→ INPUT DATA:
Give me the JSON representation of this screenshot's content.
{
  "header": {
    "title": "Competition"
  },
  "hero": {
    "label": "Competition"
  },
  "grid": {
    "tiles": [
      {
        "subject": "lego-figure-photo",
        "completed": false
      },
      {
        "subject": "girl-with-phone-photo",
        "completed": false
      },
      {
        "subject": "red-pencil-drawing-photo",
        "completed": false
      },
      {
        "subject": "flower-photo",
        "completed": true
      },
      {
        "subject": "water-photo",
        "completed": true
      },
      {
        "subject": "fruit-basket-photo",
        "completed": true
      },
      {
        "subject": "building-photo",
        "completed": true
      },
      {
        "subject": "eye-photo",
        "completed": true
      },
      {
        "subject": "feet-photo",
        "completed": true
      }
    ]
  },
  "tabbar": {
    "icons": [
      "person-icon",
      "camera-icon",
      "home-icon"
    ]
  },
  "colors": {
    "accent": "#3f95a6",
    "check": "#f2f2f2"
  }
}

→ STATED EXERCISE:
Transcribe the entire listing above precisely.

→ REPLY TO THE EXERCISE:
Give me the JSON representation of this screenshot's content.
{
  "header": {
    "title": "Competition"
  },
  "hero": {
    "label": "Competition"
  },
  "grid": {
    "tiles": [
      {
        "subject": "lego-figure-photo",
        "completed": false
      },
      {
        "subject": "girl-with-phone-photo",
        "completed": false
      },
      {
        "subject": "red-pencil-drawing-photo",
        "completed": false
      },
      {
        "subject": "flower-photo",
        "completed": true
      },
      {
        "subject": "water-photo",
        "completed": true
      },
      {
        "subject": "fruit-basket-photo",
        "completed": true
      },
      {
        "subject": "building-photo",
        "completed": true
      },
      {
        "subject": "eye-photo",
        "completed": true
      },
      {
        "subject": "feet-photo",
        "completed": true
      }
    ]
  },
  "tabbar": {
    "icons": [
      "person-icon",
      "camera-icon",
      "home-icon"
    ]
  },
  "colors": {
    "accent": "#3f95a6",
    "check": "#f2f2f2"
  }
}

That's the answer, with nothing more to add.